## Instructions to follow
Gather every line that includes the word "with", please.

------ Given data

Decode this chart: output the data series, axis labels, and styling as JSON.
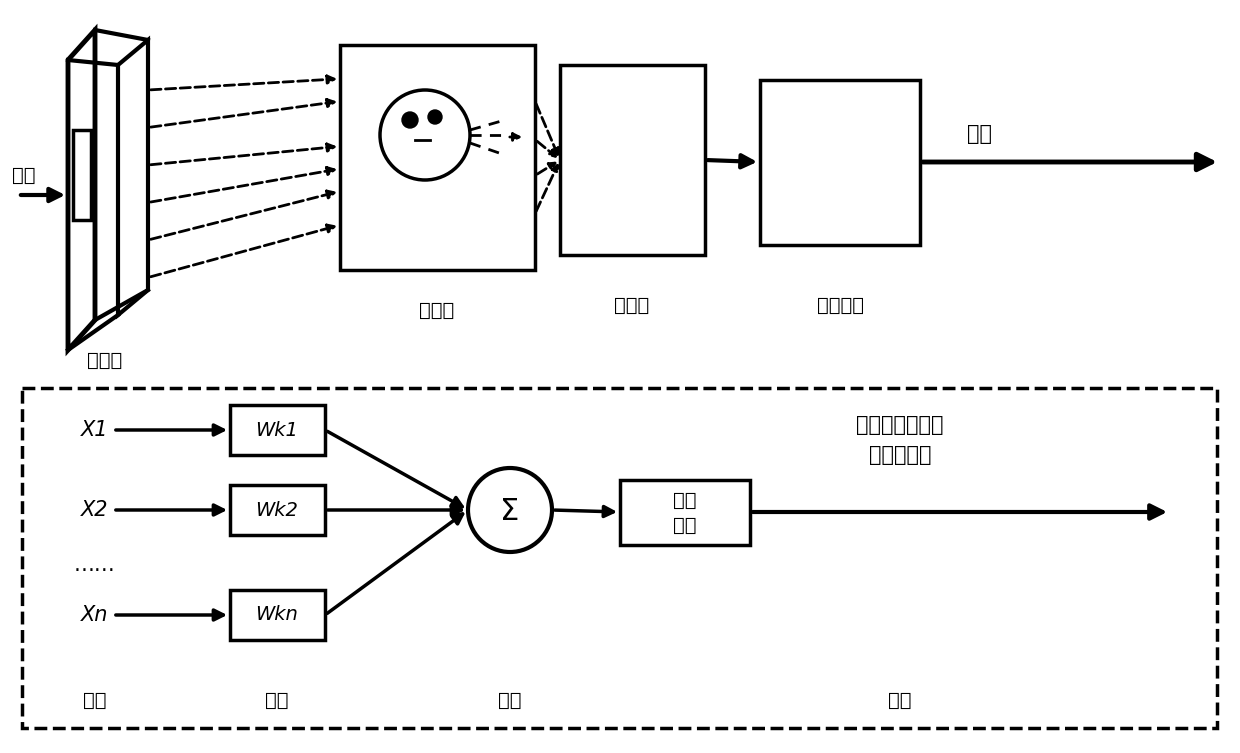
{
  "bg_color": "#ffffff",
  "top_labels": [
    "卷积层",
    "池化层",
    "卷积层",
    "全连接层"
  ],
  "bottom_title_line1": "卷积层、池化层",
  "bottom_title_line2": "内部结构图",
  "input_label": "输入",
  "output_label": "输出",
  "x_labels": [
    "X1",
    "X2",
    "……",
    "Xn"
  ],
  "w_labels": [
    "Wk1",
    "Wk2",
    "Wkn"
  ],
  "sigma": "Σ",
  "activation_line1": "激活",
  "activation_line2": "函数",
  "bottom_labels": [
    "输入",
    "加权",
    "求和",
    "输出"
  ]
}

------------
------ Given data

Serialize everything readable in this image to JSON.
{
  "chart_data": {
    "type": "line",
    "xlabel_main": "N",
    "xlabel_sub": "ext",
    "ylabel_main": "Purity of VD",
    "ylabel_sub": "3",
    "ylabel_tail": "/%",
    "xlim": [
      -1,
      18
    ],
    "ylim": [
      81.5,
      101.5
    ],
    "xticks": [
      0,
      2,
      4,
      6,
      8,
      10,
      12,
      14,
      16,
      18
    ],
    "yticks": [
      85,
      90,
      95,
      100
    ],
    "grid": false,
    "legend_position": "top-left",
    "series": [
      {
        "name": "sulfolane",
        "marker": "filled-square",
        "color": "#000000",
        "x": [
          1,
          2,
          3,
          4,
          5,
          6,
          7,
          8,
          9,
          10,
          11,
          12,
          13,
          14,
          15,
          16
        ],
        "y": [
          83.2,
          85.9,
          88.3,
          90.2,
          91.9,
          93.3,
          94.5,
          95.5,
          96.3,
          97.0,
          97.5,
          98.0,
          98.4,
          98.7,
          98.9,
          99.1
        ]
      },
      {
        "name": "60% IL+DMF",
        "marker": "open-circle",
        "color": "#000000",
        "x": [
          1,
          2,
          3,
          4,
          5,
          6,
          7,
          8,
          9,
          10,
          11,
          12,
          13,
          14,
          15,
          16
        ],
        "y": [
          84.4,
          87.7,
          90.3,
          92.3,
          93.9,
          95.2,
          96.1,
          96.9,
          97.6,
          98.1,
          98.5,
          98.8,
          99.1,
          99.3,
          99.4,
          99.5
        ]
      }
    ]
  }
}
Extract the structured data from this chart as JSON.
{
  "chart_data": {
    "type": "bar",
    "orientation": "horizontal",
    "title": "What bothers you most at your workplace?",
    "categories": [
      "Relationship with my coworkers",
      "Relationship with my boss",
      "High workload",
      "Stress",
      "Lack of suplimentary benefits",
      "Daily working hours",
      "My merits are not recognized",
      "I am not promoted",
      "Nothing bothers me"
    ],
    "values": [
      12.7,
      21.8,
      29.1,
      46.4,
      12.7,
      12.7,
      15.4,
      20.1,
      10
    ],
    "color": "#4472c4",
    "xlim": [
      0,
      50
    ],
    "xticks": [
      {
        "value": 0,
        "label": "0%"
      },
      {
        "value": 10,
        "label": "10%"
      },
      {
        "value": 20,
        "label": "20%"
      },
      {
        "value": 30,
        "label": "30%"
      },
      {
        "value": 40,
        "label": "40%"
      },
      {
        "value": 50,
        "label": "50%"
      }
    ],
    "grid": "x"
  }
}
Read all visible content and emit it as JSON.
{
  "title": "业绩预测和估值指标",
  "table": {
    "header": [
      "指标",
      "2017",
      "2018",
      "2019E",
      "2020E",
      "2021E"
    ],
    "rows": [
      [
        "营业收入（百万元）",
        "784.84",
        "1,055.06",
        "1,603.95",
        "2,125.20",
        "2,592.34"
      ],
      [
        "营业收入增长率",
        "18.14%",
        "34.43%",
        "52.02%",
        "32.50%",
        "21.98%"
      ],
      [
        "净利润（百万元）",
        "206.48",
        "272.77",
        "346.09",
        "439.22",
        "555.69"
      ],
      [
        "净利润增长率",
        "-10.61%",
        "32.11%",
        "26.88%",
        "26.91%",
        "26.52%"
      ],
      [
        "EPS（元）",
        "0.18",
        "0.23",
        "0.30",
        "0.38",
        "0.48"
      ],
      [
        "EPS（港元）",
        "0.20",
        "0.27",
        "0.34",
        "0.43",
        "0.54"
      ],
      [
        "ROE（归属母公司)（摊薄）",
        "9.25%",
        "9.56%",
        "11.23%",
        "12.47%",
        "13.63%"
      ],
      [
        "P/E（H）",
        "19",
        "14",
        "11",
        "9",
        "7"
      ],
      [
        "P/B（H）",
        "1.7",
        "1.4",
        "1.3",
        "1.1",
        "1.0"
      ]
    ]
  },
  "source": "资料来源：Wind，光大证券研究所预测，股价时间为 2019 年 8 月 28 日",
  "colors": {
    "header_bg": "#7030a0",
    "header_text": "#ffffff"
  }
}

------------

## Task answer
      "Relationship with my coworkers",
      "Relationship with my boss",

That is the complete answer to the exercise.